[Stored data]
---------------
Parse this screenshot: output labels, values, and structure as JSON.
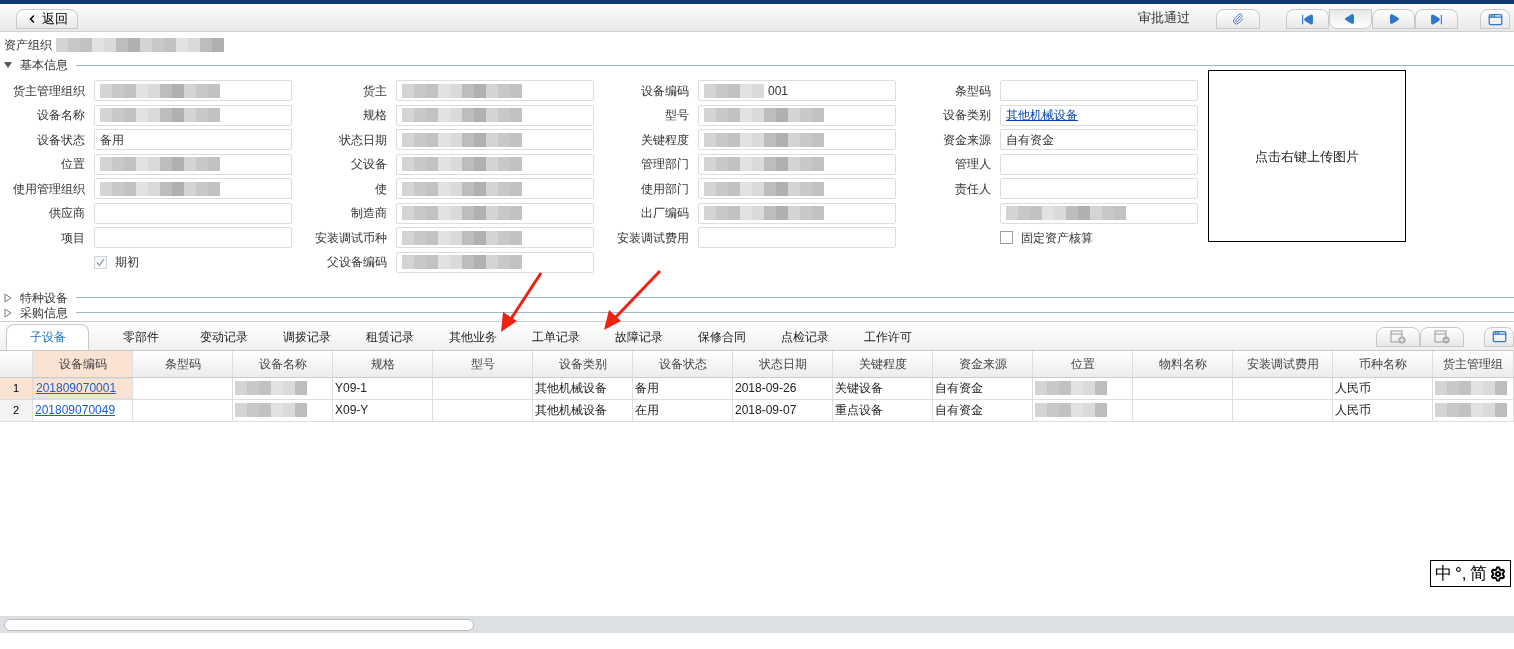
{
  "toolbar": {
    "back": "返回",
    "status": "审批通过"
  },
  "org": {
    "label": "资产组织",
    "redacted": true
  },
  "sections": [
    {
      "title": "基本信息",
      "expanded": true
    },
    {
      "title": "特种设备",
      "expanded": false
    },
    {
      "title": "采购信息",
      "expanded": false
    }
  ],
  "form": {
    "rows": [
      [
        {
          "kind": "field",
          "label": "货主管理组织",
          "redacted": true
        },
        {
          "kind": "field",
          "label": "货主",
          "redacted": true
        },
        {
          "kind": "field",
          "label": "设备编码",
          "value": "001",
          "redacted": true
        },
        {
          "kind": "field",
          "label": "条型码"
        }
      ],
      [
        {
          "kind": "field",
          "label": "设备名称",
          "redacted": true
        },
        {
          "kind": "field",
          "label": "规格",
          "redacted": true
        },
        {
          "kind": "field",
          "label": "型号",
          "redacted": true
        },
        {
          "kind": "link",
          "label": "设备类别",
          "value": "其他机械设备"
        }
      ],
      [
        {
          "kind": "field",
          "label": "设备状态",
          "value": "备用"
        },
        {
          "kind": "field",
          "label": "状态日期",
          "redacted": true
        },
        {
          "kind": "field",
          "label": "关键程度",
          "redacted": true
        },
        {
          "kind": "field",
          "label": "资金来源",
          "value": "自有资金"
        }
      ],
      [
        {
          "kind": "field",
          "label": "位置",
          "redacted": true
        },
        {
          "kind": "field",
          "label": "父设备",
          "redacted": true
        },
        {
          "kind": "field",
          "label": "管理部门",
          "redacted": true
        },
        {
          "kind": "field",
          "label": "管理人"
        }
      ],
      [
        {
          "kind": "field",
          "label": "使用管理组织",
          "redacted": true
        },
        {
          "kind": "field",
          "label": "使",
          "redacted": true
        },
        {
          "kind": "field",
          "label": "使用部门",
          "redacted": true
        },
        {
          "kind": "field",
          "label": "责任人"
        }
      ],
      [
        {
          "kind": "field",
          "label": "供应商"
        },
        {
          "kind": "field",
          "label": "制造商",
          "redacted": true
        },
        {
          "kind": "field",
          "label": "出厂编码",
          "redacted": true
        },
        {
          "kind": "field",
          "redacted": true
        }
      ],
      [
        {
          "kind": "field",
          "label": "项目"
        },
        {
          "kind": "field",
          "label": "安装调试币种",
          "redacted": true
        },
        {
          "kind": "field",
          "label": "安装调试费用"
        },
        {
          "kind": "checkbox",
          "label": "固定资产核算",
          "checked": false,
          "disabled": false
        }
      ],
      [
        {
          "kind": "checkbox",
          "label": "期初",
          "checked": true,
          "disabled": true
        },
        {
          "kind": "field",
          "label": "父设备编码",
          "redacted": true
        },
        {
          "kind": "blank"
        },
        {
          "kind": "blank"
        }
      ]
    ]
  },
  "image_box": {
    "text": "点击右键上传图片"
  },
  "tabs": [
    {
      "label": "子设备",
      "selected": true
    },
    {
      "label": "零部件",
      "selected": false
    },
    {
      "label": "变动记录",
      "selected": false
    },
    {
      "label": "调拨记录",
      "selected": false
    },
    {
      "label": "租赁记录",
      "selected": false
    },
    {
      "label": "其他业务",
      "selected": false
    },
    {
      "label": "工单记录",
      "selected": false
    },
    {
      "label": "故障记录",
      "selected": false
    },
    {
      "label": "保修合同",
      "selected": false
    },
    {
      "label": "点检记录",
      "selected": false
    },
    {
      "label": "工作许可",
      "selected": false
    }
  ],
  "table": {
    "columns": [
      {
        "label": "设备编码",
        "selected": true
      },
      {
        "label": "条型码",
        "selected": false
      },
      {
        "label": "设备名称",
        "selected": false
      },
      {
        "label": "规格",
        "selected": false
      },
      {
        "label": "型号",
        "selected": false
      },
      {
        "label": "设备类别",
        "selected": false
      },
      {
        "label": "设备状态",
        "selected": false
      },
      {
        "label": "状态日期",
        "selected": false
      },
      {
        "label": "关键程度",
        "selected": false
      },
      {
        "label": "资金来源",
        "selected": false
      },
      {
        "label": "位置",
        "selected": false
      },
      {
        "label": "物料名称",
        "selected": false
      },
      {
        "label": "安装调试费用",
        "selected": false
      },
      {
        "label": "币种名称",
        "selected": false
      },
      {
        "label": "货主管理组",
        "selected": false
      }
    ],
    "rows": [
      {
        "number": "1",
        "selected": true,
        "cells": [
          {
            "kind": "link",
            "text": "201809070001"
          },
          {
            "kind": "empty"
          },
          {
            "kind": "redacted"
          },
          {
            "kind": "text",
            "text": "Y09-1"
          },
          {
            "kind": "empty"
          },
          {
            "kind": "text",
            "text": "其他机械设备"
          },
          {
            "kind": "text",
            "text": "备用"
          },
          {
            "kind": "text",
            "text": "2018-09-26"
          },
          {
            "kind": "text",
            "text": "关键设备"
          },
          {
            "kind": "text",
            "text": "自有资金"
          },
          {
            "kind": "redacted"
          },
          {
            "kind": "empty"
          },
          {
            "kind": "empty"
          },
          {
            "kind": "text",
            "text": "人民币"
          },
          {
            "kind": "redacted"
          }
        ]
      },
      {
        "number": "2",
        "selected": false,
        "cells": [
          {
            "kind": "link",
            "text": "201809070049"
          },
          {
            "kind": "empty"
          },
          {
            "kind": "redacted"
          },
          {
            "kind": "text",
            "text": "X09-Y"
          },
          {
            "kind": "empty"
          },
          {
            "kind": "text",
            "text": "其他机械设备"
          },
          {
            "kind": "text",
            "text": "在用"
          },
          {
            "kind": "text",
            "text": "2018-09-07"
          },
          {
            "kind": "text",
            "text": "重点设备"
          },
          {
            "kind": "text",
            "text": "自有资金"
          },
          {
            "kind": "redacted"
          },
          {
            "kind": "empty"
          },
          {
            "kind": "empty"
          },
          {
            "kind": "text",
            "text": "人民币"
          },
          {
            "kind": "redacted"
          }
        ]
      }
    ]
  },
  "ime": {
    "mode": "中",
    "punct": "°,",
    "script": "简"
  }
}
---------------
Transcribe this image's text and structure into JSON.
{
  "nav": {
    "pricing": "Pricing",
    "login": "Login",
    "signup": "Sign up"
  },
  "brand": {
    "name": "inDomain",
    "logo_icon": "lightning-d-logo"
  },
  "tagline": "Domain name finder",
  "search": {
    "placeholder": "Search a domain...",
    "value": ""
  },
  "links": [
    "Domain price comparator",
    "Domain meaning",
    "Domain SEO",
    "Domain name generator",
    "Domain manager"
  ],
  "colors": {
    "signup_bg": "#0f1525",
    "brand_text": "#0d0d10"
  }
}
---------------
**Directive**
Look for "this" and pull out every line that has it.

**Expected output**
Parse this screenshot: output labels, values, and structure as JSON.
Transcribe this image's text and structure into JSON.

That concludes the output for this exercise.